◆ ЗАДАНИЕ 1 ◆
Внесите в нумерованный список строки записей, начиная с самой первой и заканчивая строкой, содержащей «window [417,452,475,508]», включая обе крайние. Пустые строки пропустите.

======== ПРИВЕДЁННЫЙ ОТРЫВОК ========

НЕКОТОРЫЕ БИОГРАФИЧЕСКИЕ ПОДРОБНОСТИ О ШАМИЛЕ

(Статья эта напечатана в «Калужских Губернских Ведомостях»)

В наших газетах и журналах в последнее время беспрестанно появляются статьи о Шамиле. Замечательно, что статьи эти почти все противоречат между собою не только относительно его биографии, но и в описании его характера и даже наружного вида. В одном из нумеров «Сына Отечества» помещены, кажется, самые полные о кавказском герое сведения, под заглавием: Шамиль-мюрид, Шамиль-имам, г. Савинова. Автор пускается даже в такие подробности, которые, очевидно, могли быть известными или только самому Шамилю, или людям, бывшим к нему весьма близкими во время описываемых происшествий. Это обстоятельство, естественно, наводит тень сомнения в достоверности некоторых фактов, приводимых г. Савиновым. Случай коротко свел меня с Шамилем. Читая ему разные статьи о нем из наших журналов, я прочел и статью г. Савинова и, со слов самого Шамиля, почти [518] под его диктовку, записал некоторые подробности о его биографии. Сообщаемые г. Савиновым сведения большею частью оказались несогласными с записанными мною, и я решаюсь теперь сличить те и другие. Пусть словам Шамиля не верят: вольному воля; я убежден только, что лгать ему не было достаточных причин, тем более, что он сам сознается в некоторых своих жестокостях, хотя и приводит разные обстоятельства в оправдание. Что касается до его характера, то я успел изучить его настолько, насколько едва ли кому-нибудь удавалось.

========

◆ ЗАДАНИЕ 2 ◆
Перечислите по отрывку о Шамиле, в чём, по словам автора, расходятся между собой статьи о Шамиле в газетах и журналах.

======== ИСХОДНЫЕ ДАННЫЕ ========

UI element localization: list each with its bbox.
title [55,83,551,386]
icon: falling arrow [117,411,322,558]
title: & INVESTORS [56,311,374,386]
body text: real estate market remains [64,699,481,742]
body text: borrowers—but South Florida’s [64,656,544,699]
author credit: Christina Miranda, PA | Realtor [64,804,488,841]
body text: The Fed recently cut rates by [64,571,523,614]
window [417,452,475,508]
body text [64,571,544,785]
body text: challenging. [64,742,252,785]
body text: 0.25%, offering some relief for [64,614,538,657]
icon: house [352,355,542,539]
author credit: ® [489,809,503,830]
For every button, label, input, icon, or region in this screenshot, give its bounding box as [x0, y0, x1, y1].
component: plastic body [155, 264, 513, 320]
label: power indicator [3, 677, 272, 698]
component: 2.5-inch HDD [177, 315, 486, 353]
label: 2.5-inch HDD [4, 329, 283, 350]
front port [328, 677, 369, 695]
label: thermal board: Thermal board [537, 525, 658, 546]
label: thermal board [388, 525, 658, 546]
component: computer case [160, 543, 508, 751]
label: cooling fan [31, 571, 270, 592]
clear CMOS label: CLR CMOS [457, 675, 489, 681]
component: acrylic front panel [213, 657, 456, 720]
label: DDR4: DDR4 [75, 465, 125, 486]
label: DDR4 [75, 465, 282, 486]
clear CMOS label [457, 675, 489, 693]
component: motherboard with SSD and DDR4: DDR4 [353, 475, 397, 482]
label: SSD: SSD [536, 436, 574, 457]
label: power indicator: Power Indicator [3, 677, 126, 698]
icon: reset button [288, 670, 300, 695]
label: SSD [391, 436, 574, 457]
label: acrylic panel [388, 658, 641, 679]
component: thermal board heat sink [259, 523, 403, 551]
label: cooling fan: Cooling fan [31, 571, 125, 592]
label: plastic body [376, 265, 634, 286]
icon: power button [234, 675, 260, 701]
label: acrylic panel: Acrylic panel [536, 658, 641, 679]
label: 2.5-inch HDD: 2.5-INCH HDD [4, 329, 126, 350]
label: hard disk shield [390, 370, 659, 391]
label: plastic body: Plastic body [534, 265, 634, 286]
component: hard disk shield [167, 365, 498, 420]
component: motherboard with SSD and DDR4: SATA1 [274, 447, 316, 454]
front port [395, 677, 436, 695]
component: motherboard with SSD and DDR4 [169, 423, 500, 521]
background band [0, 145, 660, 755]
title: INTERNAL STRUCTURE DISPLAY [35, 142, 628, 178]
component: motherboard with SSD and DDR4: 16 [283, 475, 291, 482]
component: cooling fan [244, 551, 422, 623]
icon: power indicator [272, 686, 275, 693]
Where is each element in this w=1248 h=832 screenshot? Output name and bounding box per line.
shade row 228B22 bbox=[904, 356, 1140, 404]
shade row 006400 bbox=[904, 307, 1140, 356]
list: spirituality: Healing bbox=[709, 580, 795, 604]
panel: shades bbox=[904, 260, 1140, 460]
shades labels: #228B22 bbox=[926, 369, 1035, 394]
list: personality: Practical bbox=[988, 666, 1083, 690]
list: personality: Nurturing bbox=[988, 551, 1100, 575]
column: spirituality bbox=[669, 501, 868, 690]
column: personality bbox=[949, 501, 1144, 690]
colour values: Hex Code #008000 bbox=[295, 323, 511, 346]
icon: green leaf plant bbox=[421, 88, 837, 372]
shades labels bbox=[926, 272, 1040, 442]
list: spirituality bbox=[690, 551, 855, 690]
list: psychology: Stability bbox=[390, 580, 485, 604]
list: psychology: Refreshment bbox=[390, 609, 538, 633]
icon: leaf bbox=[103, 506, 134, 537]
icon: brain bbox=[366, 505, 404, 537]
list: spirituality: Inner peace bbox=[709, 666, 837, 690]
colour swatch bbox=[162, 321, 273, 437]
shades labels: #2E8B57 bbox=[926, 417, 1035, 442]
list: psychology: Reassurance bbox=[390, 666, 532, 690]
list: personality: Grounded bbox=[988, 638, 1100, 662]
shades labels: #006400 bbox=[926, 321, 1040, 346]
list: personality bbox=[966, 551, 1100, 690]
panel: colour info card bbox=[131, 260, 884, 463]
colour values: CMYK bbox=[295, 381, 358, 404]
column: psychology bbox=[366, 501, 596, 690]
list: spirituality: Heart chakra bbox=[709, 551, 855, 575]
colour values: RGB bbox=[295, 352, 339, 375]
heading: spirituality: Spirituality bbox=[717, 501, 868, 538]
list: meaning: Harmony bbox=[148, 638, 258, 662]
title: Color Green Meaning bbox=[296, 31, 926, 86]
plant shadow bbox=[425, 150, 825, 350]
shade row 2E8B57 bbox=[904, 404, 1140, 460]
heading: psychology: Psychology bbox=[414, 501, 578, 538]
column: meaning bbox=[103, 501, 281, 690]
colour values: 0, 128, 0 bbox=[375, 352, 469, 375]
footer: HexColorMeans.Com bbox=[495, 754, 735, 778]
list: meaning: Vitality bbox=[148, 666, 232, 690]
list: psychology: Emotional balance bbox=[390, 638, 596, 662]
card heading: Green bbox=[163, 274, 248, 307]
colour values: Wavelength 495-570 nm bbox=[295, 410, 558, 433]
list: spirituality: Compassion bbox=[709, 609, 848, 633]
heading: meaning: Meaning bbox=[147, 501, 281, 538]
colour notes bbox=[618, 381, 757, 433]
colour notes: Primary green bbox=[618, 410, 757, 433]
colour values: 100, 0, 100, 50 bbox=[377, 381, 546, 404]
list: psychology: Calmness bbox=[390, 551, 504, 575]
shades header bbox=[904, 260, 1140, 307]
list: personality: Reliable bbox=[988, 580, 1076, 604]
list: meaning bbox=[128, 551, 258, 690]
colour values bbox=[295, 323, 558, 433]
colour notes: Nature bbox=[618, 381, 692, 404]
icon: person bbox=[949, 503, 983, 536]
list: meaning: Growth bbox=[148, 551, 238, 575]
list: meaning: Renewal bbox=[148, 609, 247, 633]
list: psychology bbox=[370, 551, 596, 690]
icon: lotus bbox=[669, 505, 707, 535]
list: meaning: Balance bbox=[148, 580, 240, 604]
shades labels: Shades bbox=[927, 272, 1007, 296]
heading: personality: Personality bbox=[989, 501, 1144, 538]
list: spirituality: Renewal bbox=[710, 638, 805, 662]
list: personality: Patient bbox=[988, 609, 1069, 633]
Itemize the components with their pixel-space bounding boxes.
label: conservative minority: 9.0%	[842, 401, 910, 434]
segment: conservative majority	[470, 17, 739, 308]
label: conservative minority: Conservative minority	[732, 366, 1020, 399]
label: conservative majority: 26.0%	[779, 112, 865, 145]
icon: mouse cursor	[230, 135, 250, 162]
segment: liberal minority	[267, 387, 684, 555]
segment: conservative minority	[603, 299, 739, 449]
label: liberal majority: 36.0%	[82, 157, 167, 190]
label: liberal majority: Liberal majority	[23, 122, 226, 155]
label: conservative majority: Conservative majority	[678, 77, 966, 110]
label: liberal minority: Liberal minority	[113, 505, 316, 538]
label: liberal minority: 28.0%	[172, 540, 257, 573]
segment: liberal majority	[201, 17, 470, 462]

========

◆ ПИСЬМЕННЫЙ ОТВЕТ 1 ◆
1. UI element localization: list each with its bbox.
2. title [55,83,551,386]
3. icon: falling arrow [117,411,322,558]
4. title: & INVESTORS [56,311,374,386]
5. body text: real estate market remains [64,699,481,742]
6. body text: borrowers—but South Florida’s [64,656,544,699]
7. author credit: Christina Miranda, PA | Realtor [64,804,488,841]
8. body text: The Fed recently cut rates by [64,571,523,614]
9. window [417,452,475,508]

◆ ПИСЬМЕННЫЙ ОТВЕТ 2 ◆
1. Его биография.
2. Описание его характера.
3. Его наружный вид.